**Texto de lectura:**
Porque aunque la gente no lo sabe, ella no fue a los Juegos de Sydney como integrante del equipo de levantamiento de pesas, sino por una invitación especial que le hizo la Federación Internacional de ese deporte.
“Mi preparación no le valió nada a Coldeportes, porque nunca tuve nada estatal, nunca estuve en ninguno de los programas de apoyo, ni los del Gobierno Nacional, ni de mi departamento. A mí me tocaba buscarme la plata, pues al comienzo el Comité Olímpico decía que las pesas no eran un deporte del programa olímpico y el Valle no me apoyaba porque yo vivía peleando con el entrenador de la liga y él era quien enviaba la lista de los atletas apoyados”, dice sin resentimiento, pero con mucha firmeza.
María Isabel representó a Colombia en los Juegos de Seúl 1988, en lanzamiento de bala y disco, pero luego decidió dejar esa disciplina porque había mucha desorganización en la federación.
Un año después se dedicó a entrenar pesas y logró que Bavaria la patrocinara con su programa Futuros Campeones, de Pony Malta. “Tuve esa ayuda más o menos desde 1996. La lucha fue dura, pero dio resultado”, sentencia.

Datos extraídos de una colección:

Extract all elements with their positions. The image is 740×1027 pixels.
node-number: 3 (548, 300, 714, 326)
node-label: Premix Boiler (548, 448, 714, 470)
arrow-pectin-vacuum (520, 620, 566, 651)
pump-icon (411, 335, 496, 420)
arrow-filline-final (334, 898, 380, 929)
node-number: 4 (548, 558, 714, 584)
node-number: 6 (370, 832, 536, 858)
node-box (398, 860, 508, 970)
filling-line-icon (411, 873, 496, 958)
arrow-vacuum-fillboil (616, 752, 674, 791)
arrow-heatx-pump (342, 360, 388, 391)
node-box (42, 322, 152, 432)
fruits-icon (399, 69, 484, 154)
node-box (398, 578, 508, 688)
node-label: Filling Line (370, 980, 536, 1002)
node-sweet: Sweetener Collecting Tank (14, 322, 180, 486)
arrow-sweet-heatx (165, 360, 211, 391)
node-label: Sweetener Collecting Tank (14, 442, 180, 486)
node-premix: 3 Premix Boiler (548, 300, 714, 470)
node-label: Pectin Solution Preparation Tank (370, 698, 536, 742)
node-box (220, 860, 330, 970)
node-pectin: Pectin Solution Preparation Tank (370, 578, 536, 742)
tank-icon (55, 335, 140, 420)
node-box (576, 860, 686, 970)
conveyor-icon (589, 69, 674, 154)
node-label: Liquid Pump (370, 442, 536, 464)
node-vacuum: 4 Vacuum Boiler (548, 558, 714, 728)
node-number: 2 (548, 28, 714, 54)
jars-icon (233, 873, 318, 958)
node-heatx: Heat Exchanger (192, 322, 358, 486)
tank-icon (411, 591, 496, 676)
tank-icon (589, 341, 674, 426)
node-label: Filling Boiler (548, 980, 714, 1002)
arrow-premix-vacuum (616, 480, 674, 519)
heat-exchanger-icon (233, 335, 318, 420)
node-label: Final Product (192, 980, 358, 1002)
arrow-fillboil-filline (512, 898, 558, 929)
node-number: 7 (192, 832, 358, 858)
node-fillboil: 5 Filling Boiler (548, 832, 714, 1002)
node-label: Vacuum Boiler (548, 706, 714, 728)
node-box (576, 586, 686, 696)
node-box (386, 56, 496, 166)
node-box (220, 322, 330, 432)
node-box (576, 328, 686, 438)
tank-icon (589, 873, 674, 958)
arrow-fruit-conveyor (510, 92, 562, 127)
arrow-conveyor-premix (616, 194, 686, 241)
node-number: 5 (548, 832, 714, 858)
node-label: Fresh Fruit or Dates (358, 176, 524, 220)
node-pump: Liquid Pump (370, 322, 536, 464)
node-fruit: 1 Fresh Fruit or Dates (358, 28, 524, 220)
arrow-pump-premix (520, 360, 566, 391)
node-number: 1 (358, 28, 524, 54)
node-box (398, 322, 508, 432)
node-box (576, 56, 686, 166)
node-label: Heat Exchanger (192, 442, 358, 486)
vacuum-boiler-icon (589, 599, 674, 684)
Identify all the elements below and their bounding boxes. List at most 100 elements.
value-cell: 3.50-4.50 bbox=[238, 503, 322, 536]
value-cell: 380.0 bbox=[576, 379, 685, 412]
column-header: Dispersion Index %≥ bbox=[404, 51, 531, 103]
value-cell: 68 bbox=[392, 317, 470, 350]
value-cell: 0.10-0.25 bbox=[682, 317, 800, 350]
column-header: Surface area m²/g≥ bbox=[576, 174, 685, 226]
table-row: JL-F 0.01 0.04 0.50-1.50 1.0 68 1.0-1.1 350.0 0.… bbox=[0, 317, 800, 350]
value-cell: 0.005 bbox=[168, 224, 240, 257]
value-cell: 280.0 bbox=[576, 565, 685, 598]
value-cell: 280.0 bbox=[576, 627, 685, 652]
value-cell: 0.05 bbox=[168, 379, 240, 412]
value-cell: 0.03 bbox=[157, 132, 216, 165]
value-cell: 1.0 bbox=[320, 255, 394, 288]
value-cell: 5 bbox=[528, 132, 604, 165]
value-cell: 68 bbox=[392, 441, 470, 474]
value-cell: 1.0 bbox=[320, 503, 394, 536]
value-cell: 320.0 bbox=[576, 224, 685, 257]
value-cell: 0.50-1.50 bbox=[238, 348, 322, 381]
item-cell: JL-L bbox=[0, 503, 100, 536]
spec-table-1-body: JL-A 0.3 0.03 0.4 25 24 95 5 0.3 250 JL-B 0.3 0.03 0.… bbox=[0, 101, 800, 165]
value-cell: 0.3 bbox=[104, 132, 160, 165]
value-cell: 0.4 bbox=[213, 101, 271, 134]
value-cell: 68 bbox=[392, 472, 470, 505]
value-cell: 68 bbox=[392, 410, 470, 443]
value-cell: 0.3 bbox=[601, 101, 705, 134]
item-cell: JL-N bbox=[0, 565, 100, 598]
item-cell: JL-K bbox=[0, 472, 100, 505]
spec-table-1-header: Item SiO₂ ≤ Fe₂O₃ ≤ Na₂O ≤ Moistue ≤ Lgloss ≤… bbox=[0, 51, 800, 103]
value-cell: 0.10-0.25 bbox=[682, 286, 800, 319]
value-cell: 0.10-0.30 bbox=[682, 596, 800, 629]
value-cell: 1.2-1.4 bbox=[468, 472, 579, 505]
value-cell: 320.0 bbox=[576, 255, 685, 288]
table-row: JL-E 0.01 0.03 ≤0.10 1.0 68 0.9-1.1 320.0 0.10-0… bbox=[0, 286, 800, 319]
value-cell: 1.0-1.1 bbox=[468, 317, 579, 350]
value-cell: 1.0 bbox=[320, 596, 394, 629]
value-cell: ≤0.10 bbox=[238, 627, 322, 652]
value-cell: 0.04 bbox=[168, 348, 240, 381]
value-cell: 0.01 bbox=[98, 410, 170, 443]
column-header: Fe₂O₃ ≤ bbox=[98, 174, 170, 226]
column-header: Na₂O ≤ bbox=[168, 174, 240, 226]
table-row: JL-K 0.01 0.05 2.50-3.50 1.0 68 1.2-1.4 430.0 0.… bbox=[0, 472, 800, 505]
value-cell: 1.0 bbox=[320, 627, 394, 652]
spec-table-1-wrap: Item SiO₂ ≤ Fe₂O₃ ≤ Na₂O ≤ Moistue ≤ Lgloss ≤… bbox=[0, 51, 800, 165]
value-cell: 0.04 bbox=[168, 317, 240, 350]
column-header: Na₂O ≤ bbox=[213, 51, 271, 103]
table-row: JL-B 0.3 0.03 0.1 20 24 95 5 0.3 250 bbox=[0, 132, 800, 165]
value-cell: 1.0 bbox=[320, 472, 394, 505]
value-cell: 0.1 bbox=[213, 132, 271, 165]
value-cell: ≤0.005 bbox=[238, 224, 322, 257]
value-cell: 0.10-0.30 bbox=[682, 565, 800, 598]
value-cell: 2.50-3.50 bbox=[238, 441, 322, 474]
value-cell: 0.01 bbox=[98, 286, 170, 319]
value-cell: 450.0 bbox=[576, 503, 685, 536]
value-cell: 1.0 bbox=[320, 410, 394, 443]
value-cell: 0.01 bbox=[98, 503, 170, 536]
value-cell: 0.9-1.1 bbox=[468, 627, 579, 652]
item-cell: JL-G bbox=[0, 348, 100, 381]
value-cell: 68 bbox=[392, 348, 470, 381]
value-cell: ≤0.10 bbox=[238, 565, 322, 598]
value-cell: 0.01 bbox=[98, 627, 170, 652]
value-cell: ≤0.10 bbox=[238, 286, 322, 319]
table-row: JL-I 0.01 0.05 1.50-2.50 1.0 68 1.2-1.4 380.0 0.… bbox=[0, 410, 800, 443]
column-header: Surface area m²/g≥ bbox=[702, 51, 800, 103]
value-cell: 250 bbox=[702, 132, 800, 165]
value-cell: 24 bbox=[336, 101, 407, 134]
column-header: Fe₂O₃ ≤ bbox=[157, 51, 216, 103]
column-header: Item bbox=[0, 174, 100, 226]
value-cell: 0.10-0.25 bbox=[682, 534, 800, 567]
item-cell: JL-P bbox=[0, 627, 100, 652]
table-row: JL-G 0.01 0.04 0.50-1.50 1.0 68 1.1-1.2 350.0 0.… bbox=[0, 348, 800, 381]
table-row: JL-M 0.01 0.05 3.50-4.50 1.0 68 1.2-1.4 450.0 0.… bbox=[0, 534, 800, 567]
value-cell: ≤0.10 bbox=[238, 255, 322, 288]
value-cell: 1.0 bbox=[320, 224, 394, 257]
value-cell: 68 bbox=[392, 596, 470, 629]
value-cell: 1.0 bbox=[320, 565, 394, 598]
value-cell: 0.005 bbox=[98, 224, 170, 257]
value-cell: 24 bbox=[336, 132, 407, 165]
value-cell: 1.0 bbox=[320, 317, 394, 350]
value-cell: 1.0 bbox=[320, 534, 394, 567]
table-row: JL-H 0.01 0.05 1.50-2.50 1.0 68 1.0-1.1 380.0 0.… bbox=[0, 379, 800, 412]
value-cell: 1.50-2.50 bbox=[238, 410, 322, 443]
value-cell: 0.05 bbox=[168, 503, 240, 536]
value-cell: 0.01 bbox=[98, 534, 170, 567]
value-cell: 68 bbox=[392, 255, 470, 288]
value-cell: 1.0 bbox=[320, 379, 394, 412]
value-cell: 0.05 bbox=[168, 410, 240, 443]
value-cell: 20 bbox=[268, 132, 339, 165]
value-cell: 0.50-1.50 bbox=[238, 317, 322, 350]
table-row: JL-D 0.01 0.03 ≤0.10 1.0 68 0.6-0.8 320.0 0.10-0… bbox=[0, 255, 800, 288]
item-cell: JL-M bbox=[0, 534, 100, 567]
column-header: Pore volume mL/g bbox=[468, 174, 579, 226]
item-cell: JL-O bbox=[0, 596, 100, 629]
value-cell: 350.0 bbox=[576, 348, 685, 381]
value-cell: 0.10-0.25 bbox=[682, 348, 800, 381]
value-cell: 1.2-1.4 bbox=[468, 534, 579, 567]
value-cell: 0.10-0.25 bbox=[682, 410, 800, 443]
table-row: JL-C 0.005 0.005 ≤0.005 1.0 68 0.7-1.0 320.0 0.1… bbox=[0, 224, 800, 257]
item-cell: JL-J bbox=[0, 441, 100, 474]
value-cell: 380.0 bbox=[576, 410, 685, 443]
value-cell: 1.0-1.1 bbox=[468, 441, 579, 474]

**Tareas:**
- A) Reescribe el texto sobre María Isabel desde "María Isabel representó" hasta "en la federación." y sustituye "Colombia" por "su país".
- B) Según el texto sobre María Isabel, ¿en qué disciplinas compitió ella en los Juegos de Seúl 1988? Responde en una frase, por favor.
- C) Escribe la continuación del texto sobre María Isabel a partir de su última oración.

**Resultados del ejercicio:**
- A)
María Isabel representó a su país en los Juegos de Seúl 1988, en lanzamiento de bala y disco, pero luego decidió dejar esa disciplina porque había mucha desorganización en la federación.

- B) Compitió en lanzamiento de bala y disco.

- C)
La consagración
María Isabel llegó a Sydney con la obsesión de subir al podio. De hecho, ella y Gatcho Karouskov, su entrenador desde 1989, no pensaban en nada diferente. “Fui la abanderada de la delegación. Desfilé y salí de una, me fui a descansar. De la habitación no salía casi ni para comer. Incluso, hubo actos sociales del equipo a los que no asistí y creo que todo eso fue clave para lograr la medalla”, comenta.
Es que, según explica la vallecaucana, “los Juegos son muy grandes, hay muchas distracciones, las marcas deportivas te regalan cosas, te sacan de la competencia”.
Pero ella tenía todo muy claro. “Era fundamental no irme en blanco en los dos primeros intentos y así fue. Ya después Gantcho dictó la estrategia y ganamos. Eso fue como al mediodía del 20 de septiembre. No sé si era martes o miércoles, pero la fecha sí la tengo clara”, observa.
Después, fotografías a diestra y siniestra, entrevistas, abrazos, aplausos y lágrimas de alegría. “Hasta el presidente Pastrana me llamó como a las tres de la mañana de allá y yo estaba profunda, agotada, pero me tocó pasar”, dice entre risas. Luego asegura que buena parte de ese éxito se lo debe a su entrenador.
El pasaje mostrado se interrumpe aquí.